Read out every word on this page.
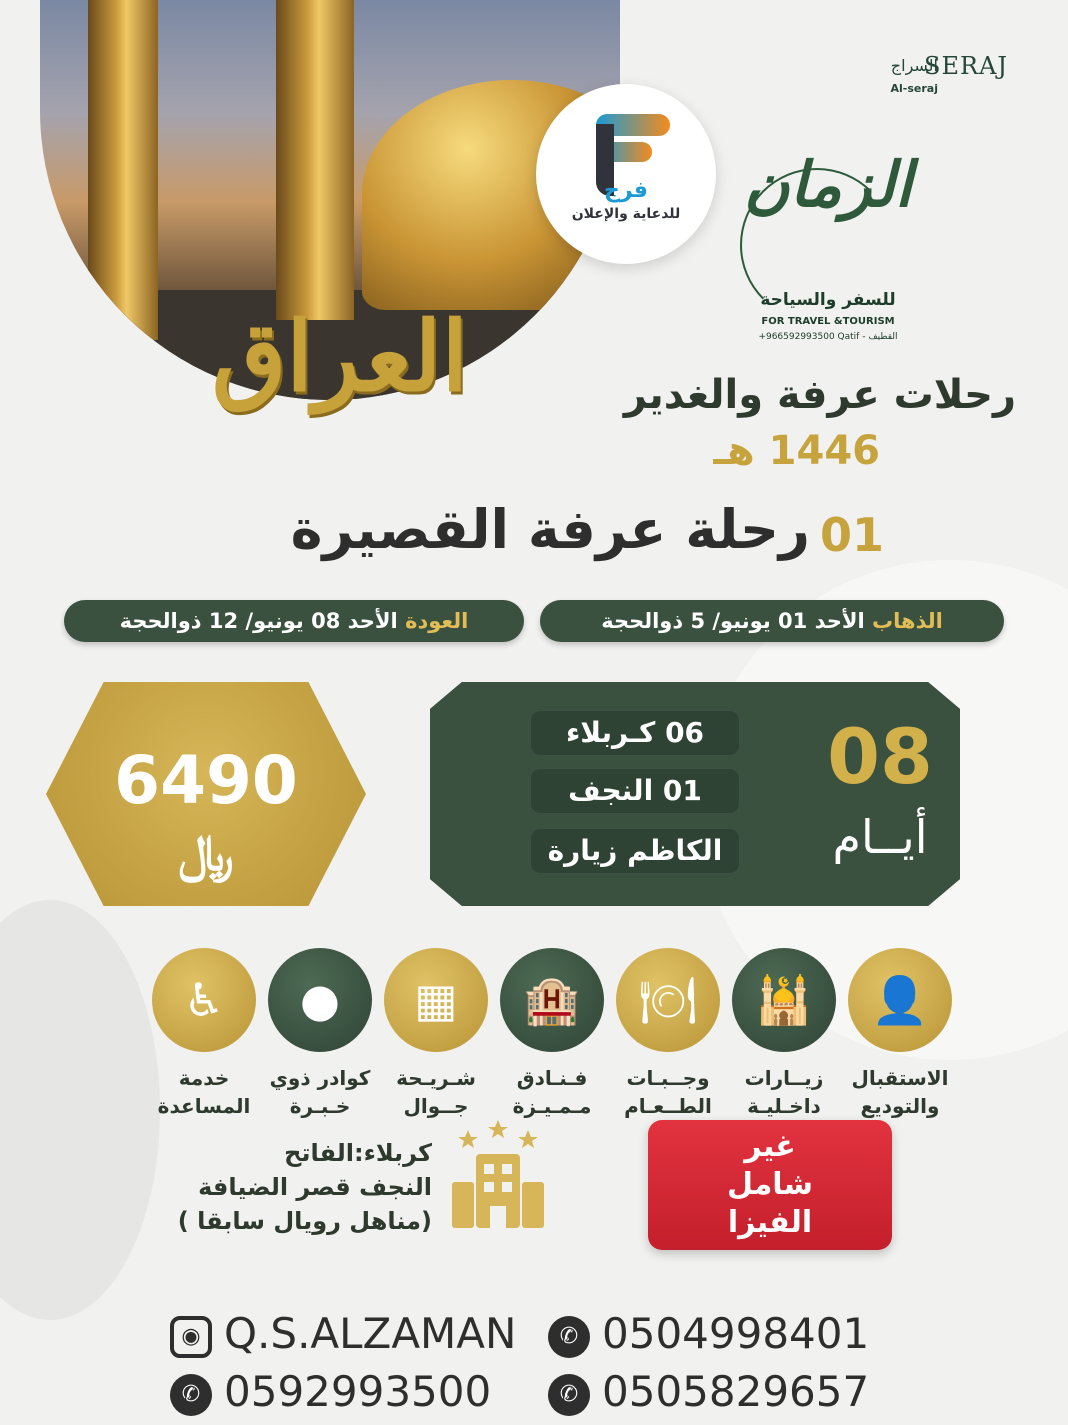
فرج
للدعاية والإعلان
SERAJ
السراج
Al-seraj
الزمان
للسفر والسياحة
FOR TRAVEL &TOURISM
+966592993500 Qatif - القطيف
العراق	رحلات عرفة والغدير
1446 هـ
01
رحلة عرفة القصيرة
الذهاب الأحد 01 يونيو/ 5 ذوالحجة
العودة الأحد 08 يونيو/ 12 ذوالحجة
6490
﷼
06 كـربلاء
01 النجف
الكاظم زيارة
08
أيــام
👤
الاستقبال
والتوديع
🕌
زيــارات
داخـليـة
🍽
وجــبـات
الطــعـام
🏨
فـنـادق
مـمـيـزة
▦
شـريـحة
جــوال
●
كوادر ذوي
خـبـرة
♿
خدمة
المساعدة
كربلاء:الفاتح
النجف قصر الضيافة
(مناهل رويال سابقا )
غير
شامل
الفيزا
◉ Q.S.ALZAMAN
✆ 0592993500
✆ 0504998401
✆ 0505829657
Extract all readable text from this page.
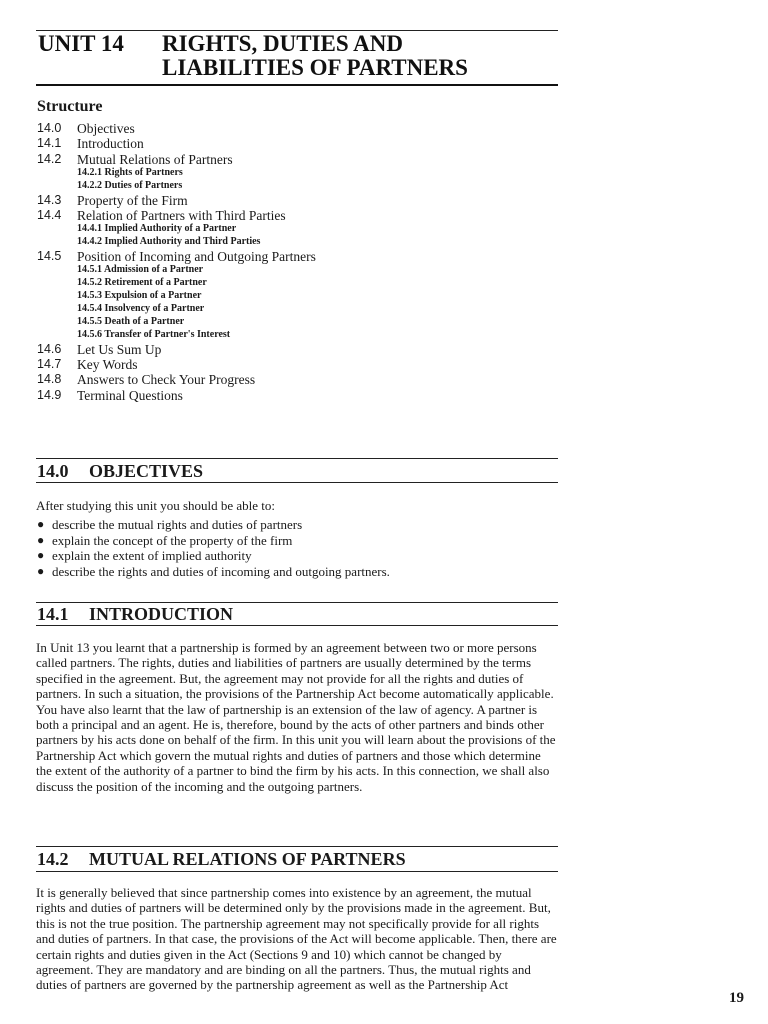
UNIT 14 RIGHTS, DUTIES AND
LIABILITIES OF PARTNERS
Structure
14.0 Objectives
14.1 Introduction
14.2 Mutual Relations of Partners
14.2.1 Rights of Partners
14.2.2 Duties of Partners
14.3 Property of the Firm
14.4 Relation of Partners with Third Parties
14.4.1 Implied Authority of a Partner
14.4.2 Implied Authority and Third Parties
14.5 Position of Incoming and Outgoing Partners
14.5.1 Admission of a Partner
14.5.2 Retirement of a Partner
14.5.3 Expulsion of a Partner
14.5.4 Insolvency of a Partner
14.5.5 Death of a Partner
14.5.6 Transfer of Partner's Interest
14.6 Let Us Sum Up
14.7 Key Words
14.8 Answers to Check Your Progress
14.9 Terminal Questions
14.0 OBJECTIVES
After studying this unit you should be able to:
● describe the mutual rights and duties of partners
● explain the concept of the property of the firm
● explain the extent of implied authority
● describe the rights and duties of incoming and outgoing partners.
14.1 INTRODUCTION
In Unit 13 you learnt that a partnership is formed by an agreement between two or more persons called partners. The rights, duties and liabilities of partners are usually determined by the terms specified in the agreement. But, the agreement may not provide for all the rights and duties of partners. In such a situation, the provisions of the Partnership Act become automatically applicable. You have also learnt that the law of partnership is an extension of the law of agency. A partner is both a principal and an agent. He is, therefore, bound by the acts of other partners and binds other partners by his acts done on behalf of the firm. In this unit you will learn about the provisions of the Partnership Act which govern the mutual rights and duties of partners and those which determine the extent of the authority of a partner to bind the firm by his acts. In this connection, we shall also discuss the position of the incoming and the outgoing partners.
14.2 MUTUAL RELATIONS OF PARTNERS
It is generally believed that since partnership comes into existence by an agreement, the mutual rights and duties of partners will be determined only by the provisions made in the agreement. But, this is not the true position. The partnership agreement may not specifically provide for all rights and duties of partners. In that case, the provisions of the Act will become applicable. Then, there are certain rights and duties given in the Act (Sections 9 and 10) which cannot be changed by agreement. They are mandatory and are binding on all the partners. Thus, the mutual rights and duties of partners are governed by the partnership agreement as well as the Partnership Act
19
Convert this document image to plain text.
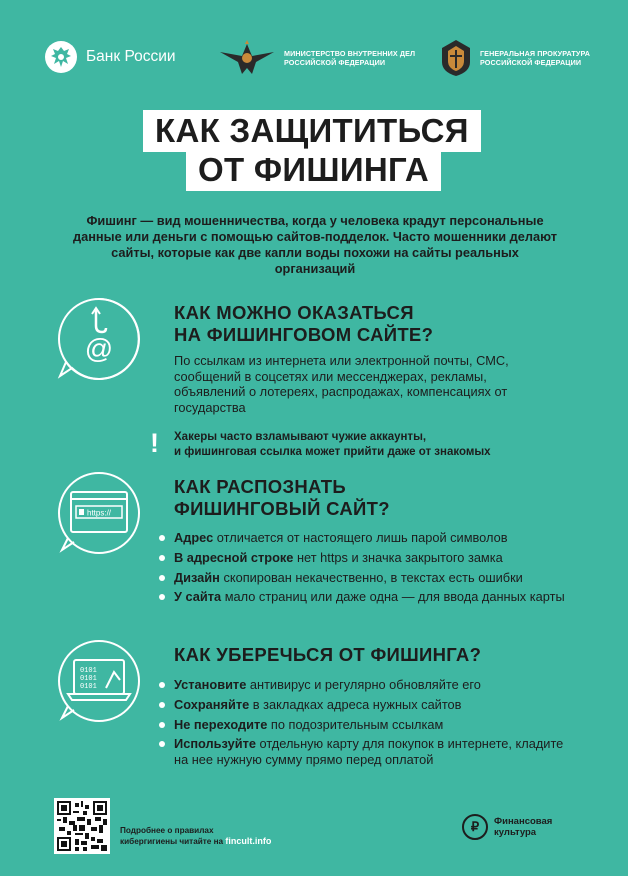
Банк России	МИНИСТЕРСТВО ВНУТРЕННИХ ДЕЛ
РОССИЙСКОЙ ФЕДЕРАЦИИ
ГЕНЕРАЛЬНАЯ ПРОКУРАТУРА
РОССИЙСКОЙ ФЕДЕРАЦИИ
КАК ЗАЩИТИТЬСЯ
ОТ ФИШИНГА
Фишинг — вид мошенничества, когда у человека крадут персональные данные или деньги с помощью сайтов-подделок. Часто мошенники делают сайты, которые как две капли воды похожи на сайты реальных организаций
@
КАК МОЖНО ОКАЗАТЬСЯ
НА ФИШИНГОВОМ САЙТЕ?
По ссылкам из интернета или электронной почты, СМС, сообщений в соцсетях или мессенджерах, рекламы, объявлений о лотереях, распродажах, компенсациях от государства
! Хакеры часто взламывают чужие аккаунты,
и фишинговая ссылка может прийти даже от знакомых
https://
КАК РАСПОЗНАТЬ
ФИШИНГОВЫЙ САЙТ?
Адрес отличается от настоящего лишь парой символов
В адресной строке нет https и значка закрытого замка
Дизайн скопирован некачественно, в текстах есть ошибки
У сайта мало страниц или даже одна — для ввода данных карты
0101
0101
0101
КАК УБЕРЕЧЬСЯ ОТ ФИШИНГА?
Установите антивирус и регулярно обновляйте его
Сохраняйте в закладках адреса нужных сайтов
Не переходите по подозрительным ссылкам
Используйте отдельную карту для покупок в интернете, кладите на нее нужную сумму прямо перед оплатой
Подробнее о правилах
кибергигиены читайте на fincult.info
₽	Финансовая
культура
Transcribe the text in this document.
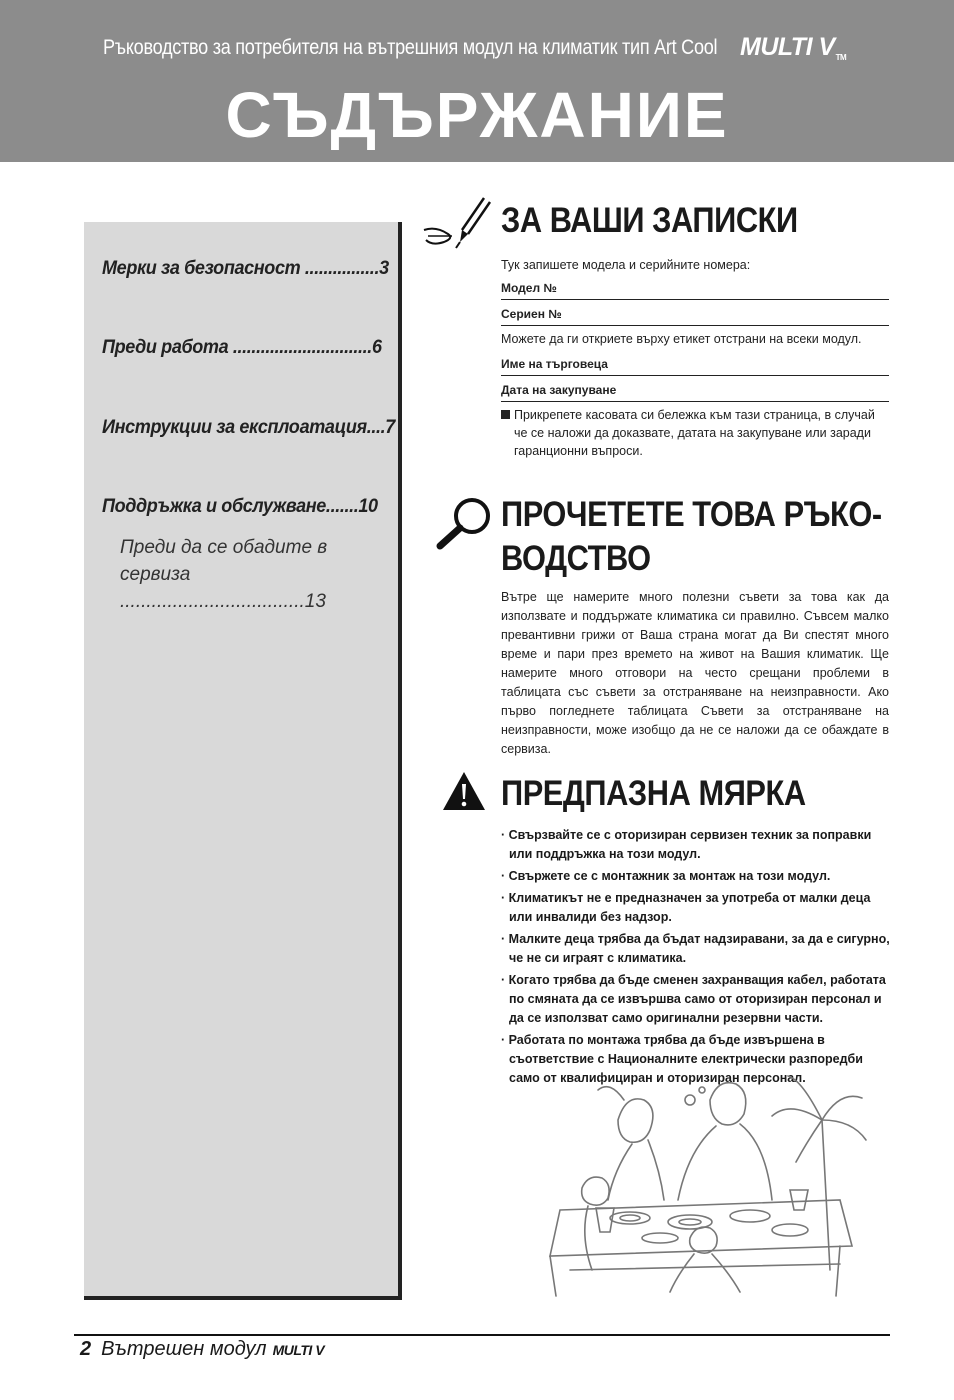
Ръководство за потребителя на вътрешния модул на климатик тип Art Cool MULTI VTM
СЪДЪРЖАНИЕ
Мерки за безопасност ................3
Преди работа ..............................6
Инструкции за експлоатация....7
Поддръжка и обслужване.......10
Преди да се обадите в
сервиза ...................................13
ЗА ВАШИ ЗАПИСКИ
Тук запишете модела и серийните номера:
Модел №
Сериен №
Можете да ги откриете върху етикет отстрани на всеки модул.
Име на търговеца
Дата на закупуване
Прикрепете касовата си бележка към тази страница, в случай
че се наложи да доказвате, датата на закупуване или заради гаранционни въпроси.
ПРОЧЕТЕТЕ ТОВА РЪКО-
ВОДСТВО
Вътре ще намерите много полезни съвети за това как да използвате и поддържате климатика си правилно. Съвсем малко превантивни грижи от Ваша страна могат да Ви спестят много време и пари през времето на живот на Вашия климатик. Ще намерите много отговори на често срещани проблеми в таблицата със съвети за отстраняване на неизправности. Ако първо погледнете таблицата Съвети за отстраняване на неизправности, може изобщо да не се наложи да се обаждате в сервиза.
ПРЕДПАЗНА МЯРКА
· Свързвайте се с оторизиран сервизен техник за поправки или поддръжка на този модул.
· Свържете се с монтажник за монтаж на този модул.
· Климатикът не е предназначен за употреба от малки деца или инвалиди без надзор.
· Малките деца трябва да бъдат надзиравани, за да е сигурно, че не си играят с климатика.
· Когато трябва да бъде сменен захранващия кабел, работата по смяната да се извършва само от оторизиран персонал и да се използват само оригинални резервни части.
· Работата по монтажа трябва да бъде извършена в съответствие с Националните електрически разпоредби само от квалифициран и оторизиран персонал.
2 Вътрешен модул MULTI V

———

Scan the entries above. Copy each line that has the string "Partnership".

» Result for this exercise:
In Unit 13 you learnt that a partnership is formed by an agreement between two or more persons called partners. The rights, duties and liabilities of partners are usually determined by the terms specified in the agreement. But, the agreement may not provide for all the rights and duties of partners. In such a situation, the provisions of the Partnership Act become automatically applicable. You have also learnt that the law of partnership is an extension of the law of agency. A partner is both a principal and an agent. He is, therefore, bound by the acts of other partners and binds other partners by his acts done on behalf of the firm. In this unit you will learn about the provisions of the Partnership Act which govern the mutual rights and duties of partners and those which determine the extent of the authority of a partner to bind the firm by his acts. In this connection, we shall also discuss the position of the incoming and the outgoing partners.
It is generally believed that since partnership comes into existence by an agreement, the mutual rights and duties of partners will be determined only by the provisions made in the agreement. But, this is not the true position. The partnership agreement may not specifically provide for all rights and duties of partners. In that case, the provisions of the Act will become applicable. Then, there are certain rights and duties given in the Act (Sections 9 and 10) which cannot be changed by agreement. They are mandatory and are binding on all the partners. Thus, the mutual rights and duties of partners are governed by the partnership agreement as well as the Partnership Act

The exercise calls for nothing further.